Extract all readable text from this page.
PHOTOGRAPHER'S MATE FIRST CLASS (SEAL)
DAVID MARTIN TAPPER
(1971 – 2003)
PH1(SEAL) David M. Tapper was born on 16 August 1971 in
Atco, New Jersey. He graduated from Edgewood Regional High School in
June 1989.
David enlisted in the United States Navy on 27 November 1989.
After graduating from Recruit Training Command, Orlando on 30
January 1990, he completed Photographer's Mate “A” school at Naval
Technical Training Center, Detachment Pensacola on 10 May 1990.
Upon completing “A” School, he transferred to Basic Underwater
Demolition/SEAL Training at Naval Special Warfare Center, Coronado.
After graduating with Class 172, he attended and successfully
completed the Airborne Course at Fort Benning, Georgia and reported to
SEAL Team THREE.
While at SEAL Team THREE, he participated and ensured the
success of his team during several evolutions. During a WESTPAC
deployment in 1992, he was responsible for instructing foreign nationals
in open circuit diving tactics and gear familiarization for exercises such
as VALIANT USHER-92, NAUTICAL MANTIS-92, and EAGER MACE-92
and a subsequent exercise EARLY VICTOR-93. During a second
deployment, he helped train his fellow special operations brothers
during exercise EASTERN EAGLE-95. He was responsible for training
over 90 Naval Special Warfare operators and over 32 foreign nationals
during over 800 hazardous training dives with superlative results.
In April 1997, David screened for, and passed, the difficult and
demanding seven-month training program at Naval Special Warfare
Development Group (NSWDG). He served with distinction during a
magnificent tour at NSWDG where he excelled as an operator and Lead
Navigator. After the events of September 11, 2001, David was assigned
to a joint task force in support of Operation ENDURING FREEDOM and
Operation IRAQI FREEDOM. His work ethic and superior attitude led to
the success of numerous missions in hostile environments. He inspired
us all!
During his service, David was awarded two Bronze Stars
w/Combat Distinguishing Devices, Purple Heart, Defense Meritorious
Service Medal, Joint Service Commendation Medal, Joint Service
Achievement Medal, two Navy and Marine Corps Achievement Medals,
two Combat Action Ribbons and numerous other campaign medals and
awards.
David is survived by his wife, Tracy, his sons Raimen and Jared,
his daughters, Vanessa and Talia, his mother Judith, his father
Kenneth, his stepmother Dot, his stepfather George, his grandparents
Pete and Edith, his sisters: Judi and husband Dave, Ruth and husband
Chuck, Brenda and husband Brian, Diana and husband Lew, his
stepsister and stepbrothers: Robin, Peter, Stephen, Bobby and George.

Task:
Transcribe all of the entries without altering anything.

Written answer:
Extract all readable text from this page.
PHOTOGRAPHER'S MATE FIRST CLASS (SEAL)
DAVID MARTIN TAPPER
(1971 – 2003)
PH1(SEAL) David M. Tapper was born on 16 August 1971 in
Atco, New Jersey. He graduated from Edgewood Regional High School in
June 1989.
David enlisted in the United States Navy on 27 November 1989.
After graduating from Recruit Training Command, Orlando on 30
January 1990, he completed Photographer's Mate “A” school at Naval
Technical Training Center, Detachment Pensacola on 10 May 1990.
Upon completing “A” School, he transferred to Basic Underwater
Demolition/SEAL Training at Naval Special Warfare Center, Coronado.
After graduating with Class 172, he attended and successfully
completed the Airborne Course at Fort Benning, Georgia and reported to
SEAL Team THREE.
While at SEAL Team THREE, he participated and ensured the
success of his team during several evolutions. During a WESTPAC
deployment in 1992, he was responsible for instructing foreign nationals
in open circuit diving tactics and gear familiarization for exercises such
as VALIANT USHER-92, NAUTICAL MANTIS-92, and EAGER MACE-92
and a subsequent exercise EARLY VICTOR-93. During a second
deployment, he helped train his fellow special operations brothers
during exercise EASTERN EAGLE-95. He was responsible for training
over 90 Naval Special Warfare operators and over 32 foreign nationals
during over 800 hazardous training dives with superlative results.
In April 1997, David screened for, and passed, the difficult and
demanding seven-month training program at Naval Special Warfare
Development Group (NSWDG). He served with distinction during a
magnificent tour at NSWDG where he excelled as an operator and Lead
Navigator. After the events of September 11, 2001, David was assigned
to a joint task force in support of Operation ENDURING FREEDOM and
Operation IRAQI FREEDOM. His work ethic and superior attitude led to
the success of numerous missions in hostile environments. He inspired
us all!
During his service, David was awarded two Bronze Stars
w/Combat Distinguishing Devices, Purple Heart, Defense Meritorious
Service Medal, Joint Service Commendation Medal, Joint Service
Achievement Medal, two Navy and Marine Corps Achievement Medals,
two Combat Action Ribbons and numerous other campaign medals and
awards.
David is survived by his wife, Tracy, his sons Raimen and Jared,
his daughters, Vanessa and Talia, his mother Judith, his father
Kenneth, his stepmother Dot, his stepfather George, his grandparents
Pete and Edith, his sisters: Judi and husband Dave, Ruth and husband
Chuck, Brenda and husband Brian, Diana and husband Lew, his
stepsister and stepbrothers: Robin, Peter, Stephen, Bobby and George.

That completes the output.